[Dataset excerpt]

----------

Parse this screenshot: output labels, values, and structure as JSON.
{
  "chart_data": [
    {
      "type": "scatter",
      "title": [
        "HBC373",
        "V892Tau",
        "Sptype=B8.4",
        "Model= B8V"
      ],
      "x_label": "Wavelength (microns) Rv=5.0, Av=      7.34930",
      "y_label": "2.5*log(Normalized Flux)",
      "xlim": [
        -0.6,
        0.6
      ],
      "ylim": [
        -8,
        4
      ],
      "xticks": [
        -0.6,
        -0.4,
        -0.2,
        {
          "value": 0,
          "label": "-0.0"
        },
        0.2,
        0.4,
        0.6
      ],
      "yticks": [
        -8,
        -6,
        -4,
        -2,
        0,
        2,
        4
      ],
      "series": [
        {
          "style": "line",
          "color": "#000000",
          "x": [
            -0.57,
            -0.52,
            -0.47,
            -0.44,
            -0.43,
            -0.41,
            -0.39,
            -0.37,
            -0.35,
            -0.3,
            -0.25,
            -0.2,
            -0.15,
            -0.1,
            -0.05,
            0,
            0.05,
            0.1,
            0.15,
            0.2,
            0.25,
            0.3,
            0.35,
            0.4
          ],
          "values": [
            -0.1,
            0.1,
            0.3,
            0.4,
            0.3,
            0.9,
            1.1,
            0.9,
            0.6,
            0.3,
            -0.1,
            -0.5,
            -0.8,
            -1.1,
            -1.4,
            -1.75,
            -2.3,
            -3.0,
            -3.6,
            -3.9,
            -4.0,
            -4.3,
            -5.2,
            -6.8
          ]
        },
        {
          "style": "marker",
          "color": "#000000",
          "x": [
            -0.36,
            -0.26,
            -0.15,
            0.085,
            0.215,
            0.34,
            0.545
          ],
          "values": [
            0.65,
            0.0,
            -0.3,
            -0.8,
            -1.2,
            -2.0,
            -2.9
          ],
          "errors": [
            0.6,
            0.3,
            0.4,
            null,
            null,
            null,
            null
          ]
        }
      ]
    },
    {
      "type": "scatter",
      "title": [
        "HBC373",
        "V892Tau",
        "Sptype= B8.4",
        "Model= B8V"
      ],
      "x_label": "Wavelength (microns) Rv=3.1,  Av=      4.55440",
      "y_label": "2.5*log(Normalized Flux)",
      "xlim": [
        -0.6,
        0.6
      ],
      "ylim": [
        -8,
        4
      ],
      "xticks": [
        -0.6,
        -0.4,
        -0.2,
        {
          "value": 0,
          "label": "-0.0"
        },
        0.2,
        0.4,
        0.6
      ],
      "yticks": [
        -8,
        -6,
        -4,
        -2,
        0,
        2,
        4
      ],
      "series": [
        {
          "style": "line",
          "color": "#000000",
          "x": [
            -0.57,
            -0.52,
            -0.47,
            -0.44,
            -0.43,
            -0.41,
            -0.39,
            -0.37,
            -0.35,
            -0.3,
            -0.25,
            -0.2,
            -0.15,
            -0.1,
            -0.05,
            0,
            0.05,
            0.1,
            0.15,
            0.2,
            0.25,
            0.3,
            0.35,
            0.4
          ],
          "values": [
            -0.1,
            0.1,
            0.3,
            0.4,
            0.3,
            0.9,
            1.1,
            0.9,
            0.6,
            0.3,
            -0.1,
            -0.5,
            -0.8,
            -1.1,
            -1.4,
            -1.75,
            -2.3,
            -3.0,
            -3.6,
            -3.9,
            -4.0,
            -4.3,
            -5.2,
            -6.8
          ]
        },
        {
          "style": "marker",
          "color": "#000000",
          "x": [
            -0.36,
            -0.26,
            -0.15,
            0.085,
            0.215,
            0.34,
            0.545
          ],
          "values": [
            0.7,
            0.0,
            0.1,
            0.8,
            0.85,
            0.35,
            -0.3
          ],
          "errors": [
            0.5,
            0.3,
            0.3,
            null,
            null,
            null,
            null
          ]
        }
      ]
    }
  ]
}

----------

-- TASK DETAILS --
Copy all lines from the entries that contain the word "Wavelength".

-- EXERCISE RESPONSE --
      "x_label": "Wavelength (microns) Rv=5.0, Av=      7.34930",
      "x_label": "Wavelength (microns) Rv=3.1,  Av=      4.55440",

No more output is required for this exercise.